Part of a data file:
⟨

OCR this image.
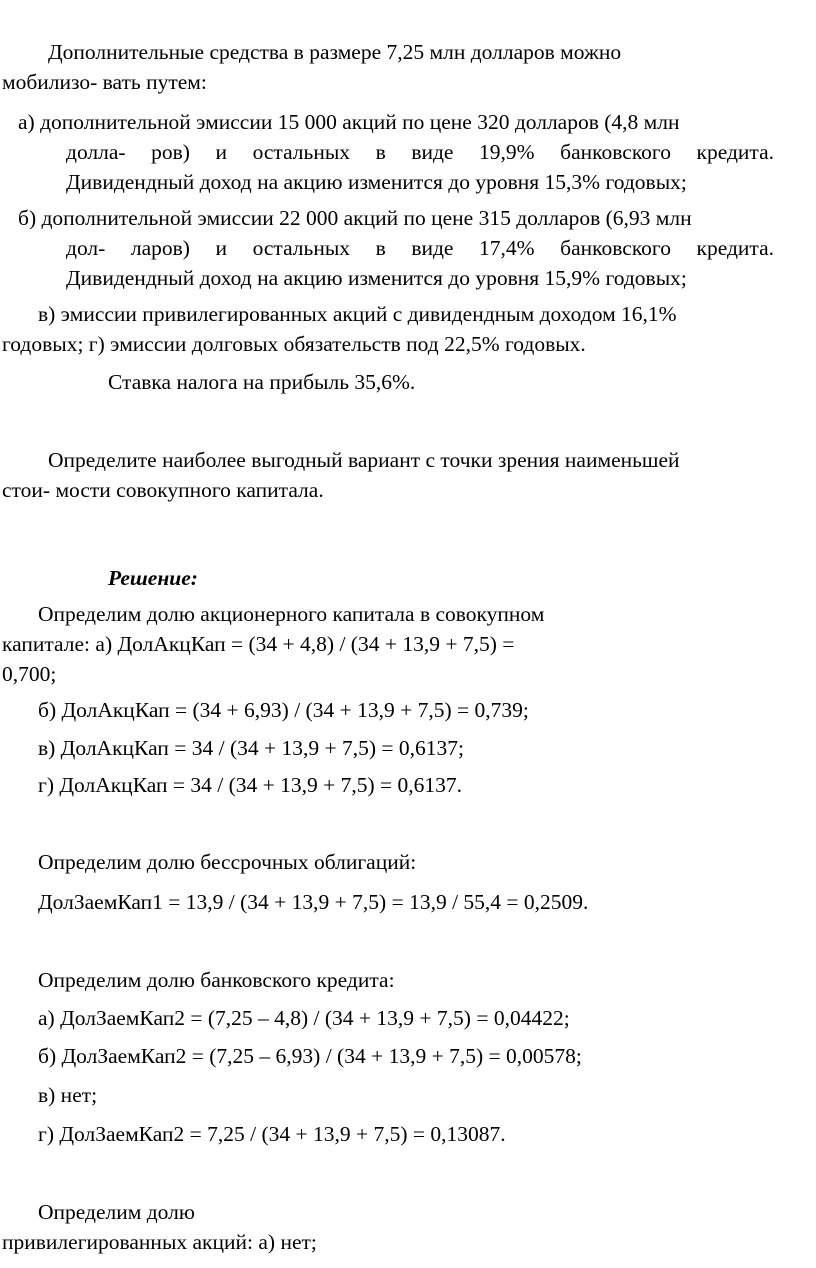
Дополнительные средства в размере 7,25 млн долларов можно
мобилизо- вать путем:
а) дополнительной эмиссии 15 000 акций по цене 320 долларов (4,8 млн
долла- ров) и остальных в виде 19,9% банковского кредита.
Дивидендный доход на акцию изменится до уровня 15,3% годовых;
б) дополнительной эмиссии 22 000 акций по цене 315 долларов (6,93 млн
дол- ларов) и остальных в виде 17,4% банковского кредита.
Дивидендный доход на акцию изменится до уровня 15,9% годовых;
в) эмиссии привилегированных акций с дивидендным доходом 16,1%
годовых; г) эмиссии долговых обязательств под 22,5% годовых.
Ставка налога на прибыль 35,6%.
Определите наиболее выгодный вариант с точки зрения наименьшей
стои- мости совокупного капитала.
Решение:
Определим долю акционерного капитала в совокупном
капитале: а) ДолАкцКап = (34 + 4,8) / (34 + 13,9 + 7,5) =
0,700;
б) ДолАкцКап = (34 + 6,93) / (34 + 13,9 + 7,5) = 0,739;
в) ДолАкцКап = 34 / (34 + 13,9 + 7,5) = 0,6137;
г) ДолАкцКап = 34 / (34 + 13,9 + 7,5) = 0,6137.
Определим долю бессрочных облигаций:
ДолЗаемКап1 = 13,9 / (34 + 13,9 + 7,5) = 13,9 / 55,4 = 0,2509.
Определим долю банковского кредита:
а) ДолЗаемКап2 = (7,25 – 4,8) / (34 + 13,9 + 7,5) = 0,04422;
б) ДолЗаемКап2 = (7,25 – 6,93) / (34 + 13,9 + 7,5) = 0,00578;
в) нет;
г) ДолЗаемКап2 = 7,25 / (34 + 13,9 + 7,5) = 0,13087.
Определим долю
привилегированных акций: а) нет;
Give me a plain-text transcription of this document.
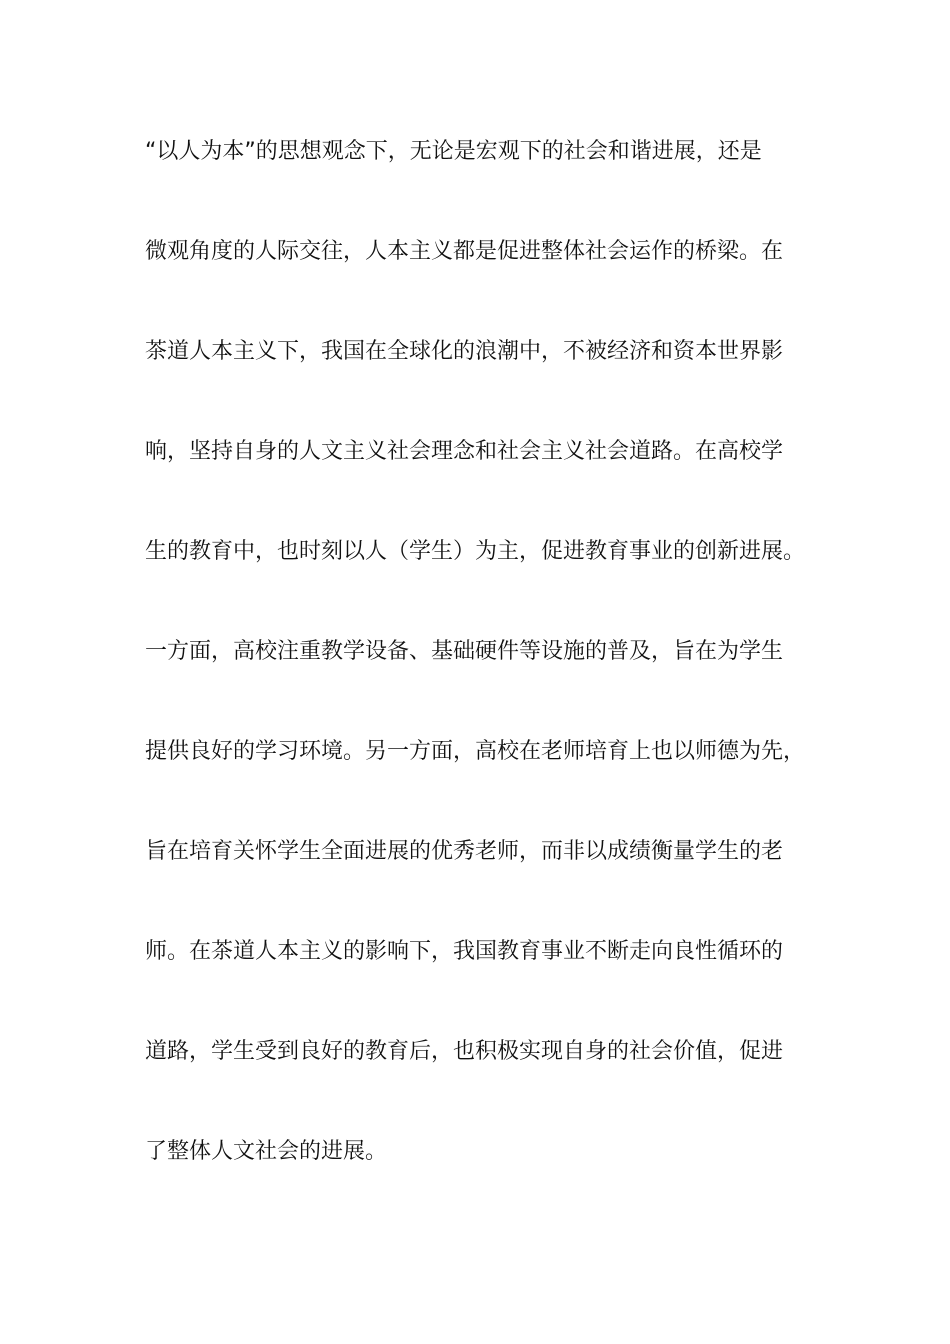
“以人为本”的思想观念下，无论是宏观下的社会和谐进展，还是
微观角度的人际交往，人本主义都是促进整体社会运作的桥梁。在
茶道人本主义下，我国在全球化的浪潮中，不被经济和资本世界影
响，坚持自身的人文主义社会理念和社会主义社会道路。在高校学
生的教育中，也时刻以人（学生）为主，促进教育事业的创新进展。
一方面，高校注重教学设备、基础硬件等设施的普及，旨在为学生
提供良好的学习环境。另一方面，高校在老师培育上也以师德为先，
旨在培育关怀学生全面进展的优秀老师，而非以成绩衡量学生的老
师。在茶道人本主义的影响下，我国教育事业不断走向良性循环的
道路，学生受到良好的教育后，也积极实现自身的社会价值，促进
了整体人文社会的进展。
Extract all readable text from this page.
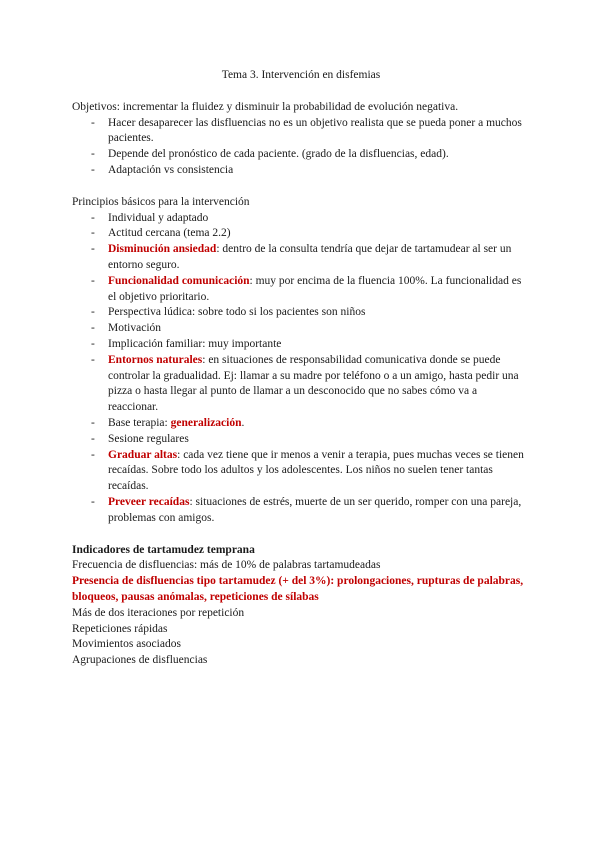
Tema 3. Intervención en disfemias

Objetivos: incrementar la fluidez y disminuir la probabilidad de evolución negativa.

- Hacer desaparecer las disfluencias no es un objetivo realista que se pueda poner a muchos pacientes.
- Depende del pronóstico de cada paciente. (grado de la disfluencias, edad).
- Adaptación vs consistencia

Principios básicos para la intervención

- Individual y adaptado
- Actitud cercana (tema 2.2)
- Disminución ansiedad: dentro de la consulta tendría que dejar de tartamudear al ser un entorno seguro.
- Funcionalidad comunicación: muy por encima de la fluencia 100%. La funcionalidad es el objetivo prioritario.
- Perspectiva lúdica: sobre todo si los pacientes son niños
- Motivación
- Implicación familiar: muy importante
- Entornos naturales: en situaciones de responsabilidad comunicativa donde se puede controlar la gradualidad. Ej: llamar a su madre por teléfono o a un amigo, hasta pedir una pizza o hasta llegar al punto de llamar a un desconocido que no sabes cómo va a reaccionar.
- Base terapia: generalización.
- Sesione regulares
- Graduar altas: cada vez tiene que ir menos a venir a terapia, pues muchas veces se tienen recaídas. Sobre todo los adultos y los adolescentes. Los niños no suelen tener tantas recaídas.
- Preveer recaídas: situaciones de estrés, muerte de un ser querido, romper con una pareja, problemas con amigos.

Indicadores de tartamudez temprana

Frecuencia de disfluencias: más de 10% de palabras tartamudeadas

Presencia de disfluencias tipo tartamudez (+ del 3%): prolongaciones, rupturas de palabras, bloqueos, pausas anómalas, repeticiones de sílabas

Más de dos iteraciones por repetición

Repeticiones rápidas

Movimientos asociados

Agrupaciones de disfluencias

⟩

● **WRITTEN EXERCISE**: Filter the entries down to the lines with the word "this" in them.

● **SOLUTION TO THE EXERCISE**:
OCR this image.
Give me a plain-text transcription of this document.
Extract all readable text from this page.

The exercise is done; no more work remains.